What the exercise asks:
Print out each entry below exactly, please.
☆ ☆ ☆ ☆ ☆ ☆ ☆
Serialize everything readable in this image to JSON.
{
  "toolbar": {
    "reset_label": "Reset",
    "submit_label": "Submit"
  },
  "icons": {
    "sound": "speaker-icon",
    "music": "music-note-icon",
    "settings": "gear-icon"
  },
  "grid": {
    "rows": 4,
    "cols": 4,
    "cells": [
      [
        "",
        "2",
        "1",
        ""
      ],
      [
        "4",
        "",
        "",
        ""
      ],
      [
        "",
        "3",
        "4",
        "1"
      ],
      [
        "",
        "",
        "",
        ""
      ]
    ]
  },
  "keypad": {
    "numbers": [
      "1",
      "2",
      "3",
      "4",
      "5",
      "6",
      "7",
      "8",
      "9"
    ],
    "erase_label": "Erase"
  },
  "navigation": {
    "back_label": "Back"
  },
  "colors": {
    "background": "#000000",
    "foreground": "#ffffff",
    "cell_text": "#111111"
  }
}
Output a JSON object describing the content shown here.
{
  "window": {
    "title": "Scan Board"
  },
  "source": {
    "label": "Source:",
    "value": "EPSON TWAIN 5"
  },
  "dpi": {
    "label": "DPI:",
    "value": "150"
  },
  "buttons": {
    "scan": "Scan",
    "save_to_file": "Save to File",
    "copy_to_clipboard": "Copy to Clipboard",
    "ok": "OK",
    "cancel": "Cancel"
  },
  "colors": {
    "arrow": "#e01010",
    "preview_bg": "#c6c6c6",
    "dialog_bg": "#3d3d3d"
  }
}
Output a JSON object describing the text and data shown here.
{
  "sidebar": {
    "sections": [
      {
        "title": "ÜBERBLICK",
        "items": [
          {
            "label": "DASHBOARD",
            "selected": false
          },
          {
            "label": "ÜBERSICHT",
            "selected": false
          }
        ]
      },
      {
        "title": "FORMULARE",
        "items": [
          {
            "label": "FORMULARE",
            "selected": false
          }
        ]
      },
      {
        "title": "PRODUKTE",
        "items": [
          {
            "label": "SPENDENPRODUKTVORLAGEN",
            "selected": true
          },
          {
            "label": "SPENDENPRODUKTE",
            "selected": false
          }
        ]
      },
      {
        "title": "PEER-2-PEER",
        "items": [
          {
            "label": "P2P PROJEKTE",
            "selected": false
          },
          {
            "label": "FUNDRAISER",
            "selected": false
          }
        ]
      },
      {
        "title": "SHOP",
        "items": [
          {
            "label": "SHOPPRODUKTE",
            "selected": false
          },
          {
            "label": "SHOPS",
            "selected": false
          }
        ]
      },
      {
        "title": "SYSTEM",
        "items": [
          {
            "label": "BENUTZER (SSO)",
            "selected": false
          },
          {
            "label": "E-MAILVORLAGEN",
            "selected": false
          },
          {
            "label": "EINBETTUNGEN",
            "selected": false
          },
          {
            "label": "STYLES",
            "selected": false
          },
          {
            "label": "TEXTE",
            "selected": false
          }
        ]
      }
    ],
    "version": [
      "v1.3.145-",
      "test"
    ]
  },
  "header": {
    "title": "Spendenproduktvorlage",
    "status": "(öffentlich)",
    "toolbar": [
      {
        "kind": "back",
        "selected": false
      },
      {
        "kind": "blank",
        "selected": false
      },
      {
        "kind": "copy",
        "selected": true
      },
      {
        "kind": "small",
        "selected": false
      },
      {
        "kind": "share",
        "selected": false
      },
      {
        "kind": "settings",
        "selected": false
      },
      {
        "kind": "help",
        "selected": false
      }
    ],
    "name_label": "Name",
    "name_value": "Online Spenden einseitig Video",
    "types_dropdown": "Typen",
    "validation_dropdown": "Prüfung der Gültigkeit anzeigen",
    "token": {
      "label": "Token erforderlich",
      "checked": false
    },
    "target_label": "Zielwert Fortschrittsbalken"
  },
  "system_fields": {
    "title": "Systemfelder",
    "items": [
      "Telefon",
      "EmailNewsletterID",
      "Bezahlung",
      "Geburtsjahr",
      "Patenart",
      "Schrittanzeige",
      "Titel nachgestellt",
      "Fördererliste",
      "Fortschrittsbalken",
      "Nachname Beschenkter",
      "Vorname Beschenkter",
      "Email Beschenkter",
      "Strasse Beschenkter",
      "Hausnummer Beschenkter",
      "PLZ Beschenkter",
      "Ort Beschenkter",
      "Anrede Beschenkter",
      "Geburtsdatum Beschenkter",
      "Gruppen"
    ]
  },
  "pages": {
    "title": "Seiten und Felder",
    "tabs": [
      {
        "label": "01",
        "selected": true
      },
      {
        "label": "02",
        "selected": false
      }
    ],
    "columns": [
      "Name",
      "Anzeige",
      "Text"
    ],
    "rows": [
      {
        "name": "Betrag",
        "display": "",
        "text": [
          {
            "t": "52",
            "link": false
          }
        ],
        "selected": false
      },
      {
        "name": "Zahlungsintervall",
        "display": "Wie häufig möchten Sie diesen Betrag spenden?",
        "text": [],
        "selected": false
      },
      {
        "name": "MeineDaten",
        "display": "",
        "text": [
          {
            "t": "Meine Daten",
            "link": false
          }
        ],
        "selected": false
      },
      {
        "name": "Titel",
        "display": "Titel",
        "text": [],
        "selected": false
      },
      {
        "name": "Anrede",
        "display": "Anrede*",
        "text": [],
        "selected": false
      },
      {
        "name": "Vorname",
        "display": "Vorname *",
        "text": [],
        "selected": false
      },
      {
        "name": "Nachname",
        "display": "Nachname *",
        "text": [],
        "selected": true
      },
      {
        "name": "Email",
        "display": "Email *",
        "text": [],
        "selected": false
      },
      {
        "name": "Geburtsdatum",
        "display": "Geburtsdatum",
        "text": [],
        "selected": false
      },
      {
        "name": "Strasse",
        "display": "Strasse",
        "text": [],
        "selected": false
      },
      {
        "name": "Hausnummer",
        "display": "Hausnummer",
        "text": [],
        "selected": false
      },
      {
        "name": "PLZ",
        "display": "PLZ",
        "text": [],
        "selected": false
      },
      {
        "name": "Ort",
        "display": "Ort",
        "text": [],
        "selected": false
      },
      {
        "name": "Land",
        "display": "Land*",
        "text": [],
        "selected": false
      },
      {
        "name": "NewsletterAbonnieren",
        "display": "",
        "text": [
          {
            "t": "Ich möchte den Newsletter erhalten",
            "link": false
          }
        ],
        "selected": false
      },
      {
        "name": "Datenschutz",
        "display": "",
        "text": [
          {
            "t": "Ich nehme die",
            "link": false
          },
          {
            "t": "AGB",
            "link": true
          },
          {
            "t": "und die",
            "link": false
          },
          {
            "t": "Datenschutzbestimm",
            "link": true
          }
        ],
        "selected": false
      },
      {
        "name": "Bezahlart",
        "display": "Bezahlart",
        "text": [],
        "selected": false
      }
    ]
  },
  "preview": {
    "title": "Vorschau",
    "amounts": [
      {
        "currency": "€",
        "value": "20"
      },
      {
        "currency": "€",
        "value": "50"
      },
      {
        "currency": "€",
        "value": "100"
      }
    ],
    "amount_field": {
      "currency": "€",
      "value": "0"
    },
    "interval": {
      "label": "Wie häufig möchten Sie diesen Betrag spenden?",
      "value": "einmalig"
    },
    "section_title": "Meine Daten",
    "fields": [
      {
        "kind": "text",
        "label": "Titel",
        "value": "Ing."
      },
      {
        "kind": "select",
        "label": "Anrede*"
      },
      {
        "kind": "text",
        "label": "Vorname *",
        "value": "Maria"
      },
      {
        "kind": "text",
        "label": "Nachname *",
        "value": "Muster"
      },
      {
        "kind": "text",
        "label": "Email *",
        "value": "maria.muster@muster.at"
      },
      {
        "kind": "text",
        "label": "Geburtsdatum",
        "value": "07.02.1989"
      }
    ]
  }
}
☆ ☆ ☆ ☆ ☆ ☆ ☆
Reply:
Serialize everything readable in this image to JSON.
{
  "toolbar": {
    "reset_label": "Reset",
    "submit_label": "Submit"
  },
  "icons": {
    "sound": "speaker-icon",
    "music": "music-note-icon",
    "settings": "gear-icon"
  },
  "grid": {
    "rows": 4,
    "cols": 4,
    "cells": [
      [
        "",
        "2",
        "1",
        ""
      ],
      [
        "4",
        "",
        "",
        ""
      ],
      [
        "",
        "3",
        "4",
        "1"
      ],
      [
        "",
        "",
        "",
        ""
      ]
    ]
  },
  "keypad": {
    "numbers": [
      "1",
      "2",
      "3",
      "4",
      "5",
      "6",
      "7",
      "8",
      "9"
    ],
    "erase_label": "Erase"
  },
  "navigation": {
    "back_label": "Back"
  },
  "colors": {
    "background": "#000000",
    "foreground": "#ffffff",
    "cell_text": "#111111"
  }
}
Output a JSON object describing the content shown here.
{
  "window": {
    "title": "Scan Board"
  },
  "source": {
    "label": "Source:",
    "value": "EPSON TWAIN 5"
  },
  "dpi": {
    "label": "DPI:",
    "value": "150"
  },
  "buttons": {
    "scan": "Scan",
    "save_to_file": "Save to File",
    "copy_to_clipboard": "Copy to Clipboard",
    "ok": "OK",
    "cancel": "Cancel"
  },
  "colors": {
    "arrow": "#e01010",
    "preview_bg": "#c6c6c6",
    "dialog_bg": "#3d3d3d"
  }
}
Output a JSON object describing the text and data shown here.
{
  "sidebar": {
    "sections": [
      {
        "title": "ÜBERBLICK",
        "items": [
          {
            "label": "DASHBOARD",
            "selected": false
          },
          {
            "label": "ÜBERSICHT",
            "selected": false
          }
        ]
      },
      {
        "title": "FORMULARE",
        "items": [
          {
            "label": "FORMULARE",
            "selected": false
          }
        ]
      },
      {
        "title": "PRODUKTE",
        "items": [
          {
            "label": "SPENDENPRODUKTVORLAGEN",
            "selected": true
          },
          {
            "label": "SPENDENPRODUKTE",
            "selected": false
          }
        ]
      },
      {
        "title": "PEER-2-PEER",
        "items": [
          {
            "label": "P2P PROJEKTE",
            "selected": false
          },
          {
            "label": "FUNDRAISER",
            "selected": false
          }
        ]
      },
      {
        "title": "SHOP",
        "items": [
          {
            "label": "SHOPPRODUKTE",
            "selected": false
          },
          {
            "label": "SHOPS",
            "selected": false
          }
        ]
      },
      {
        "title": "SYSTEM",
        "items": [
          {
            "label": "BENUTZER (SSO)",
            "selected": false
          },
          {
            "label": "E-MAILVORLAGEN",
            "selected": false
          },
          {
            "label": "EINBETTUNGEN",
            "selected": false
          },
          {
            "label": "STYLES",
            "selected": false
          },
          {
            "label": "TEXTE",
            "selected": false
          }
        ]
      }
    ],
    "version": [
      "v1.3.145-",
      "test"
    ]
  },
  "header": {
    "title": "Spendenproduktvorlage",
    "status": "(öffentlich)",
    "toolbar": [
      {
        "kind": "back",
        "selected": false
      },
      {
        "kind": "blank",
        "selected": false
      },
      {
        "kind": "copy",
        "selected": true
      },
      {
        "kind": "small",
        "selected": false
      },
      {
        "kind": "share",
        "selected": false
      },
      {
        "kind": "settings",
        "selected": false
      },
      {
        "kind": "help",
        "selected": false
      }
    ],
    "name_label": "Name",
    "name_value": "Online Spenden einseitig Video",
    "types_dropdown": "Typen",
    "validation_dropdown": "Prüfung der Gültigkeit anzeigen",
    "token": {
      "label": "Token erforderlich",
      "checked": false
    },
    "target_label": "Zielwert Fortschrittsbalken"
  },
  "system_fields": {
    "title": "Systemfelder",
    "items": [
      "Telefon",
      "EmailNewsletterID",
      "Bezahlung",
      "Geburtsjahr",
      "Patenart",
      "Schrittanzeige",
      "Titel nachgestellt",
      "Fördererliste",
      "Fortschrittsbalken",
      "Nachname Beschenkter",
      "Vorname Beschenkter",
      "Email Beschenkter",
      "Strasse Beschenkter",
      "Hausnummer Beschenkter",
      "PLZ Beschenkter",
      "Ort Beschenkter",
      "Anrede Beschenkter",
      "Geburtsdatum Beschenkter",
      "Gruppen"
    ]
  },
  "pages": {
    "title": "Seiten und Felder",
    "tabs": [
      {
        "label": "01",
        "selected": true
      },
      {
        "label": "02",
        "selected": false
      }
    ],
    "columns": [
      "Name",
      "Anzeige",
      "Text"
    ],
    "rows": [
      {
        "name": "Betrag",
        "display": "",
        "text": [
          {
            "t": "52",
            "link": false
          }
        ],
        "selected": false
      },
      {
        "name": "Zahlungsintervall",
        "display": "Wie häufig möchten Sie diesen Betrag spenden?",
        "text": [],
        "selected": false
      },
      {
        "name": "MeineDaten",
        "display": "",
        "text": [
          {
            "t": "Meine Daten",
            "link": false
          }
        ],
        "selected": false
      },
      {
        "name": "Titel",
        "display": "Titel",
        "text": [],
        "selected": false
      },
      {
        "name": "Anrede",
        "display": "Anrede*",
        "text": [],
        "selected": false
      },
      {
        "name": "Vorname",
        "display": "Vorname *",
        "text": [],
        "selected": false
      },
      {
        "name": "Nachname",
        "display": "Nachname *",
        "text": [],
        "selected": true
      },
      {
        "name": "Email",
        "display": "Email *",
        "text": [],
        "selected": false
      },
      {
        "name": "Geburtsdatum",
        "display": "Geburtsdatum",
        "text": [],
        "selected": false
      },
      {
        "name": "Strasse",
        "display": "Strasse",
        "text": [],
        "selected": false
      },
      {
        "name": "Hausnummer",
        "display": "Hausnummer",
        "text": [],
        "selected": false
      },
      {
        "name": "PLZ",
        "display": "PLZ",
        "text": [],
        "selected": false
      },
      {
        "name": "Ort",
        "display": "Ort",
        "text": [],
        "selected": false
      },
      {
        "name": "Land",
        "display": "Land*",
        "text": [],
        "selected": false
      },
      {
        "name": "NewsletterAbonnieren",
        "display": "",
        "text": [
          {
            "t": "Ich möchte den Newsletter erhalten",
            "link": false
          }
        ],
        "selected": false
      },
      {
        "name": "Datenschutz",
        "display": "",
        "text": [
          {
            "t": "Ich nehme die",
            "link": false
          },
          {
            "t": "AGB",
            "link": true
          },
          {
            "t": "und die",
            "link": false
          },
          {
            "t": "Datenschutzbestimm",
            "link": true
          }
        ],
        "selected": false
      },
      {
        "name": "Bezahlart",
        "display": "Bezahlart",
        "text": [],
        "selected": false
      }
    ]
  },
  "preview": {
    "title": "Vorschau",
    "amounts": [
      {
        "currency": "€",
        "value": "20"
      },
      {
        "currency": "€",
        "value": "50"
      },
      {
        "currency": "€",
        "value": "100"
      }
    ],
    "amount_field": {
      "currency": "€",
      "value": "0"
    },
    "interval": {
      "label": "Wie häufig möchten Sie diesen Betrag spenden?",
      "value": "einmalig"
    },
    "section_title": "Meine Daten",
    "fields": [
      {
        "kind": "text",
        "label": "Titel",
        "value": "Ing."
      },
      {
        "kind": "select",
        "label": "Anrede*"
      },
      {
        "kind": "text",
        "label": "Vorname *",
        "value": "Maria"
      },
      {
        "kind": "text",
        "label": "Nachname *",
        "value": "Muster"
      },
      {
        "kind": "text",
        "label": "Email *",
        "value": "maria.muster@muster.at"
      },
      {
        "kind": "text",
        "label": "Geburtsdatum",
        "value": "07.02.1989"
      }
    ]
  }
}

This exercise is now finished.